## The request
Give the count of lines that include the string "reports". Add nothing to it.

(Dataset items)

————

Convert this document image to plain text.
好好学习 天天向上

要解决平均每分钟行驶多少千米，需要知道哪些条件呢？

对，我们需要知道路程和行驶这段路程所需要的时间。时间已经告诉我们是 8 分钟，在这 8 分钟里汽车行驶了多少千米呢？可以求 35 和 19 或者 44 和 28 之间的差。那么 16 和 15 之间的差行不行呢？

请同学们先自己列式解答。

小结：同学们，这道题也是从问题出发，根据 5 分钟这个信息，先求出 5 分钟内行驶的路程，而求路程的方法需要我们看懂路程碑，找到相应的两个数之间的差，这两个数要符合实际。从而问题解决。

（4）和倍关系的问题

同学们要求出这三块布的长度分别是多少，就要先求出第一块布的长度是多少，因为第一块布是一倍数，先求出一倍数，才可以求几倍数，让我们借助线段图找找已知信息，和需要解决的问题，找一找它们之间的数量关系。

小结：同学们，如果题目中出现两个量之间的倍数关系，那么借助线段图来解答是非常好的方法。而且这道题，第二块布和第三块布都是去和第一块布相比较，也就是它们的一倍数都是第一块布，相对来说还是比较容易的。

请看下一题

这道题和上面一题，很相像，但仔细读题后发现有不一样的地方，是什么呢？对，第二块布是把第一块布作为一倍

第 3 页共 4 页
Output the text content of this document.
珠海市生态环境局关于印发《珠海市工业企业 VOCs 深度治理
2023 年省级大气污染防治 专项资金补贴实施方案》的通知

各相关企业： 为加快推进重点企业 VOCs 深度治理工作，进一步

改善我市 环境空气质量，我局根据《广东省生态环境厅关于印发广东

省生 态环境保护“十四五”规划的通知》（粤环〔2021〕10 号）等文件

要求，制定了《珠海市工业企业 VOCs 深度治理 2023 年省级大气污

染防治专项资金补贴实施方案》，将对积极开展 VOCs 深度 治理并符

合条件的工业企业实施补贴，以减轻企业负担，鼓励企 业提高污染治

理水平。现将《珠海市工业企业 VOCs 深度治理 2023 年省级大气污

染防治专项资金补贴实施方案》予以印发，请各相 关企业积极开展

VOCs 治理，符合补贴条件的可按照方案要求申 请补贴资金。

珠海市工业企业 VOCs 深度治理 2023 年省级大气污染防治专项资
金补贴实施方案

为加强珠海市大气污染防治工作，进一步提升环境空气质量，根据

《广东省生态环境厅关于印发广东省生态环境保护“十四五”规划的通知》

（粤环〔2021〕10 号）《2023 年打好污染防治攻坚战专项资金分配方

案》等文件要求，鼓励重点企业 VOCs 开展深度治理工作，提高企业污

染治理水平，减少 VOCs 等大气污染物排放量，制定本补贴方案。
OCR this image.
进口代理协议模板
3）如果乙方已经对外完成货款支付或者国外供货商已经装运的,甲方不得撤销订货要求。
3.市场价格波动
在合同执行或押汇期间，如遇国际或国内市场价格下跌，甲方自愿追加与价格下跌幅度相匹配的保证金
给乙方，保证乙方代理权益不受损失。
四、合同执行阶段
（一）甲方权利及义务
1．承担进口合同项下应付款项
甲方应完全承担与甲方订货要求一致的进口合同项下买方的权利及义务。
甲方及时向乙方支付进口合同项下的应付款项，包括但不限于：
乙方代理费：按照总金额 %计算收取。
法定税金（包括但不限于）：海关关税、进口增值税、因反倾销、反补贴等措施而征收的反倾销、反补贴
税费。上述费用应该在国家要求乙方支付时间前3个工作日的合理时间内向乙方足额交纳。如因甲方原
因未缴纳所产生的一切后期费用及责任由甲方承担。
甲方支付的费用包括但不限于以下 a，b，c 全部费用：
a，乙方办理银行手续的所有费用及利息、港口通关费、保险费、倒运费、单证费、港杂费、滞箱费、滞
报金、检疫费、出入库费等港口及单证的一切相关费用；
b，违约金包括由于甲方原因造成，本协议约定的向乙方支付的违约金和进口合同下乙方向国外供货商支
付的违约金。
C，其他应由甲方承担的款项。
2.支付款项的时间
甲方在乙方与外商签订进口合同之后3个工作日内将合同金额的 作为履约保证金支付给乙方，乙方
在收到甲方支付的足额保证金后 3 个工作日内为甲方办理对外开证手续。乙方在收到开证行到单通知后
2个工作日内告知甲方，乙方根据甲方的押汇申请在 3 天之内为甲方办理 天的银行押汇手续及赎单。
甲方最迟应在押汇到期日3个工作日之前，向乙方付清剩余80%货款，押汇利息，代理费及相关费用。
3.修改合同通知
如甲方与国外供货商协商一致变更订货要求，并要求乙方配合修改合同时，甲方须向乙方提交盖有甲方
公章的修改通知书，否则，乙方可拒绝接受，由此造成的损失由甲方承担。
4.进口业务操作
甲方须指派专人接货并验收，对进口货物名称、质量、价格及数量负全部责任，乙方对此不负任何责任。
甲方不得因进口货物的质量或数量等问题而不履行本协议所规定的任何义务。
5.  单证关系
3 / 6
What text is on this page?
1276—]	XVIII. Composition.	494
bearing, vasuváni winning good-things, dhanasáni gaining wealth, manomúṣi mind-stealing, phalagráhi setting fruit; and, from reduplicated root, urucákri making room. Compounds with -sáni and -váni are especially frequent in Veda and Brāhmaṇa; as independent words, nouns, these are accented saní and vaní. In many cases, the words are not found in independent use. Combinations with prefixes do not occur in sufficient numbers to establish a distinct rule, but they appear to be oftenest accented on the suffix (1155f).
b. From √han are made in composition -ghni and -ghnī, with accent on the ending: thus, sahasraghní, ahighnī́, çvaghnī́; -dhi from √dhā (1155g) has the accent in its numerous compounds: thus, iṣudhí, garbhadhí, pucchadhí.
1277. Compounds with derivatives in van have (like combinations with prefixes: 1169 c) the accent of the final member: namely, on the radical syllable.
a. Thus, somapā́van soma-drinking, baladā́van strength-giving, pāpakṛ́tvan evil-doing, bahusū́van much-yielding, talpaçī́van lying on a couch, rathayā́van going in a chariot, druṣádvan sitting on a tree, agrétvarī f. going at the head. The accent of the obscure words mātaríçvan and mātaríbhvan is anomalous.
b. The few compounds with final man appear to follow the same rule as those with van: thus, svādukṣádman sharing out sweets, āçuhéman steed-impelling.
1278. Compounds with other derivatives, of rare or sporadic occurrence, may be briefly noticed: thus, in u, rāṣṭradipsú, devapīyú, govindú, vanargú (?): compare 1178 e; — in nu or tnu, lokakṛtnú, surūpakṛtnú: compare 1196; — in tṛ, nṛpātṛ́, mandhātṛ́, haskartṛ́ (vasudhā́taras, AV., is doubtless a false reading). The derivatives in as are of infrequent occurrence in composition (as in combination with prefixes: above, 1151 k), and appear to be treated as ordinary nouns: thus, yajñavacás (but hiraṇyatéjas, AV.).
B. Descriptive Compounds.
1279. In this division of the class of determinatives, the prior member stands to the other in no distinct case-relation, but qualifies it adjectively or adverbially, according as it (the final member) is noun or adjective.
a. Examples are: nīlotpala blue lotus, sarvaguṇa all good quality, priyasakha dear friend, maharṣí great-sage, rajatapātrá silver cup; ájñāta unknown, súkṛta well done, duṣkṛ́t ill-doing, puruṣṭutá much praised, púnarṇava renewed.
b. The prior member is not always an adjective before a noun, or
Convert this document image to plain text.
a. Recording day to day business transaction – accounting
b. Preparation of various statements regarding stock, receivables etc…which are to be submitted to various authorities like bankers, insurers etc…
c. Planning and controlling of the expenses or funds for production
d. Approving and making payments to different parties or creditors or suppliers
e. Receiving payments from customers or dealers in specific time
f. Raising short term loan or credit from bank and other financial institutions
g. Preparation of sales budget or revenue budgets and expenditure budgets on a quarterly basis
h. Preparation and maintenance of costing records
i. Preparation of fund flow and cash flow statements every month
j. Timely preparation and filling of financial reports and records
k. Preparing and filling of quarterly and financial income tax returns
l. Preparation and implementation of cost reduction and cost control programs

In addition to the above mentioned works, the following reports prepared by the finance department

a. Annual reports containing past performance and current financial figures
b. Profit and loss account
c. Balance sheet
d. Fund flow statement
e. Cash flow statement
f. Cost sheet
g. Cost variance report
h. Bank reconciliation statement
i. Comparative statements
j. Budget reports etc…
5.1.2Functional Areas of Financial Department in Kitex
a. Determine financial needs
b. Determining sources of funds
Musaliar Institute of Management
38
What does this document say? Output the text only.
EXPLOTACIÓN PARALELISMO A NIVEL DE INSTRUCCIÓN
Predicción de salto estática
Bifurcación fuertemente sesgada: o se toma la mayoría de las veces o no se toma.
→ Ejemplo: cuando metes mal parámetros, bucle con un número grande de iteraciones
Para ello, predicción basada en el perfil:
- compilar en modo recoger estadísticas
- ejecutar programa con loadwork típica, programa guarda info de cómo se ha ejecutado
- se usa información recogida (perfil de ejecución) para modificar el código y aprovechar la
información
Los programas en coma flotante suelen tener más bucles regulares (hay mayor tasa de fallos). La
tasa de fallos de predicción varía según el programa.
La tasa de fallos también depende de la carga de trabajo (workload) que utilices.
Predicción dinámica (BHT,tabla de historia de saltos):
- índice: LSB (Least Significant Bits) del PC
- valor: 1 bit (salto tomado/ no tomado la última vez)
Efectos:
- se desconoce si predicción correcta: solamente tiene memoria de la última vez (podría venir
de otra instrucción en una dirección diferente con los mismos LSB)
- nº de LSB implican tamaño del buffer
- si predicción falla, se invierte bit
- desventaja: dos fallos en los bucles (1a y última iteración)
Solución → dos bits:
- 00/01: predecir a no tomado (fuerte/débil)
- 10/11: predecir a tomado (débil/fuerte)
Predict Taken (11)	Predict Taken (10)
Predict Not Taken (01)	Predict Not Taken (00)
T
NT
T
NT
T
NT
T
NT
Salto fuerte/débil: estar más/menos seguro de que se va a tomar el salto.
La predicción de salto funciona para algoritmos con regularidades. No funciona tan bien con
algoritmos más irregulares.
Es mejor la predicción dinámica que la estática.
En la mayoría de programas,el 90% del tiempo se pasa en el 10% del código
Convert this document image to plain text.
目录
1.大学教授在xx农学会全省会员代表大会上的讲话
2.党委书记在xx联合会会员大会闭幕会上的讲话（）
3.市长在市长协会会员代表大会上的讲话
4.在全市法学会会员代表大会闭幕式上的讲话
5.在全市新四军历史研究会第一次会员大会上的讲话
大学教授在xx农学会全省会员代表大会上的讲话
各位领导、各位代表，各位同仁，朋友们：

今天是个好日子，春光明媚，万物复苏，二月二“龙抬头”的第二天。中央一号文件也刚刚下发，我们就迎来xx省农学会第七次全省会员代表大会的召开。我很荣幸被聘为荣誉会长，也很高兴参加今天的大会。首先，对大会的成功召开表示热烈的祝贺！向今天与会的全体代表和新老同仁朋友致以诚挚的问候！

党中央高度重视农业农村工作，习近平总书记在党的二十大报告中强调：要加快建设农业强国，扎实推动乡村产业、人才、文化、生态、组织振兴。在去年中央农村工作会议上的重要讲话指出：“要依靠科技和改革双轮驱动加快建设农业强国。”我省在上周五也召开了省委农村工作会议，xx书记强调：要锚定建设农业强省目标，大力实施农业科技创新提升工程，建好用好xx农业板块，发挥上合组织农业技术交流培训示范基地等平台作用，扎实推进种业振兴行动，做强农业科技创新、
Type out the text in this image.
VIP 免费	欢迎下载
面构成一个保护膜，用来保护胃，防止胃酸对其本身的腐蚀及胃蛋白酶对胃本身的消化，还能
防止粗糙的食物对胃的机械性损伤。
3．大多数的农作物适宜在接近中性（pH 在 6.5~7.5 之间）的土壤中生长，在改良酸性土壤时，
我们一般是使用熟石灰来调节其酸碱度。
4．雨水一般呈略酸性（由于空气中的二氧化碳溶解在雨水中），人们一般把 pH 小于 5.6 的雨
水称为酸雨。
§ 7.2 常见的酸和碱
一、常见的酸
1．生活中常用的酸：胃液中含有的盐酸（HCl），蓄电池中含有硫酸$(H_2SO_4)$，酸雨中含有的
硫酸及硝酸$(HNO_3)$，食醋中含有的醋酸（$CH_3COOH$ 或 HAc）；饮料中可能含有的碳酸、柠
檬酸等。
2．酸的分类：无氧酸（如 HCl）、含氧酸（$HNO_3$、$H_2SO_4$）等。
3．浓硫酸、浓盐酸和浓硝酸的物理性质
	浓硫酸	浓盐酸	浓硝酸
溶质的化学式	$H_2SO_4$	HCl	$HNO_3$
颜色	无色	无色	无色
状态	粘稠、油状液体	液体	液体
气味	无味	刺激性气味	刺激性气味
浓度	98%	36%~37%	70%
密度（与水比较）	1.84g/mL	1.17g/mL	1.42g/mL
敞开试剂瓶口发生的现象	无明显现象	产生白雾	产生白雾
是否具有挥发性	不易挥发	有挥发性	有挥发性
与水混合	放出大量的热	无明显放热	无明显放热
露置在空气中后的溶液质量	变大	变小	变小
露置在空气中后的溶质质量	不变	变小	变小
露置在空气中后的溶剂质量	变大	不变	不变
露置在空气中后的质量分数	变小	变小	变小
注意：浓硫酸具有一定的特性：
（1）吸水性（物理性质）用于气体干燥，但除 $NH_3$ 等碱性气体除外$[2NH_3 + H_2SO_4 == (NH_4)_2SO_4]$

————

## Output
4